### STATED EXERCISE
Scan the data. Collect each line that contains the word "погашения".

[BEGIN]

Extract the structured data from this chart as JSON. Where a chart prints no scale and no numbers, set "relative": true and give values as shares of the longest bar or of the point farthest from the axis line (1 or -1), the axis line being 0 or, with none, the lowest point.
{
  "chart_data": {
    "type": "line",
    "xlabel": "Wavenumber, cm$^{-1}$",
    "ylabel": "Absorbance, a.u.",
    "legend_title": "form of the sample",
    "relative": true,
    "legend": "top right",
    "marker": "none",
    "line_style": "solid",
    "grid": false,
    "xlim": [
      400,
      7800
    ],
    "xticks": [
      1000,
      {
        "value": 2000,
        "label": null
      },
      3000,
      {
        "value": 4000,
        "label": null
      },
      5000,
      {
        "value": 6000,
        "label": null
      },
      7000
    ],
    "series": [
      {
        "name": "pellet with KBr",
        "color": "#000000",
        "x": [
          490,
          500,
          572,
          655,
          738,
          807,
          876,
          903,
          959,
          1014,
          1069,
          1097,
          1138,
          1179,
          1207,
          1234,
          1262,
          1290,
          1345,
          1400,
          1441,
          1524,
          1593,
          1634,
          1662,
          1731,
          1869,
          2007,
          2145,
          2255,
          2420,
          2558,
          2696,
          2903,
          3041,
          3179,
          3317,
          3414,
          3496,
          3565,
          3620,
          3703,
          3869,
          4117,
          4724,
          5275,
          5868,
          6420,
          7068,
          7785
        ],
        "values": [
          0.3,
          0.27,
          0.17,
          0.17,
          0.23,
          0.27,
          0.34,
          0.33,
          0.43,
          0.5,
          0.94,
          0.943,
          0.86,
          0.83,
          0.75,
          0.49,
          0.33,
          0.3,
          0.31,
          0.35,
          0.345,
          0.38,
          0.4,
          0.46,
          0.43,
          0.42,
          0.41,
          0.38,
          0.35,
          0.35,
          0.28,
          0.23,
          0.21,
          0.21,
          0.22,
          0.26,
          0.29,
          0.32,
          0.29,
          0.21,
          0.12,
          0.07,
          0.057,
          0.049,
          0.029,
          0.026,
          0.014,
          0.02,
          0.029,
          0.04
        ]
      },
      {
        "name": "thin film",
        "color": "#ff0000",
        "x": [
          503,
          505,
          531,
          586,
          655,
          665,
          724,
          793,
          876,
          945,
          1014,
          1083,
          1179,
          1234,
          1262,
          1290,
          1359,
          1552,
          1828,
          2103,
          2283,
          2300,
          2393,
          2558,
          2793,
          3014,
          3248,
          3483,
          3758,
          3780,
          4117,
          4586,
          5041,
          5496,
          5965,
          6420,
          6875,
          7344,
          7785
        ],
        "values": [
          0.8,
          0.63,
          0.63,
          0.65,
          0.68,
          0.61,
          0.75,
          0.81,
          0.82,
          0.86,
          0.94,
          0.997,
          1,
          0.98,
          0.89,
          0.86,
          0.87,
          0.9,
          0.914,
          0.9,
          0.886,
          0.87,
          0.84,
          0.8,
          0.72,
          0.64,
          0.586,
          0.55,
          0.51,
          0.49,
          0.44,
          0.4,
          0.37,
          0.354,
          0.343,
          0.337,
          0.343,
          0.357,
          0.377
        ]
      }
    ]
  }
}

[END]
[BEGIN]

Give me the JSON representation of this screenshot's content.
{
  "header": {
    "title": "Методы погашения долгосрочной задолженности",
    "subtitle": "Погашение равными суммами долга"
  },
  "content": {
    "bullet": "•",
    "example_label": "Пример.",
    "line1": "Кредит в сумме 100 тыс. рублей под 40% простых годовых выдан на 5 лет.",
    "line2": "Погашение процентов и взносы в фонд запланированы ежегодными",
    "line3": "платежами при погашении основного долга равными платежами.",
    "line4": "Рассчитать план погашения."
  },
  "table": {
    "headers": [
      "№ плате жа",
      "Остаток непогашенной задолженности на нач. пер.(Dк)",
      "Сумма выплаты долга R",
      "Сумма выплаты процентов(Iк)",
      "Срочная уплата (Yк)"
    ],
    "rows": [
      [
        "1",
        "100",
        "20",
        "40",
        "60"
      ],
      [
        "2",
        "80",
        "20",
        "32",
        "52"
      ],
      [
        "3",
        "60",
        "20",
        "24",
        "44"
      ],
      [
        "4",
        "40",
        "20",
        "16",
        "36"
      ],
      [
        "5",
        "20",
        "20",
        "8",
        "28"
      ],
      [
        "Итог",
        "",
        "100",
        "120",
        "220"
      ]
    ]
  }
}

[END]
[BEGIN]

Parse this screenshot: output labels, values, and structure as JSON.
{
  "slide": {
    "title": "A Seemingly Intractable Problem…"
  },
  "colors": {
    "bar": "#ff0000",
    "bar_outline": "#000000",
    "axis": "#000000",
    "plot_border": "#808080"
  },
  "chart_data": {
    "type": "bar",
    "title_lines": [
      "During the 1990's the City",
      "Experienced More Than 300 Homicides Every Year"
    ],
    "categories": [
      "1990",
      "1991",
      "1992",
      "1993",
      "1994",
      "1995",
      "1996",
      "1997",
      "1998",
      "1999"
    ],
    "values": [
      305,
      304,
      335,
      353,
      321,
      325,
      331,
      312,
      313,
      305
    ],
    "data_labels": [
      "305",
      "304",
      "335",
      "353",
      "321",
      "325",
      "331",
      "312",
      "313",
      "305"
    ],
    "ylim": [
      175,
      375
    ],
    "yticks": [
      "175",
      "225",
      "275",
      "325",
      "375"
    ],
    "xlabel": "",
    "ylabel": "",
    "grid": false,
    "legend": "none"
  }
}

[END]

### THE OUTPUT
    "title": "Методы погашения долгосрочной задолженности",
    "line4": "Рассчитать план погашения."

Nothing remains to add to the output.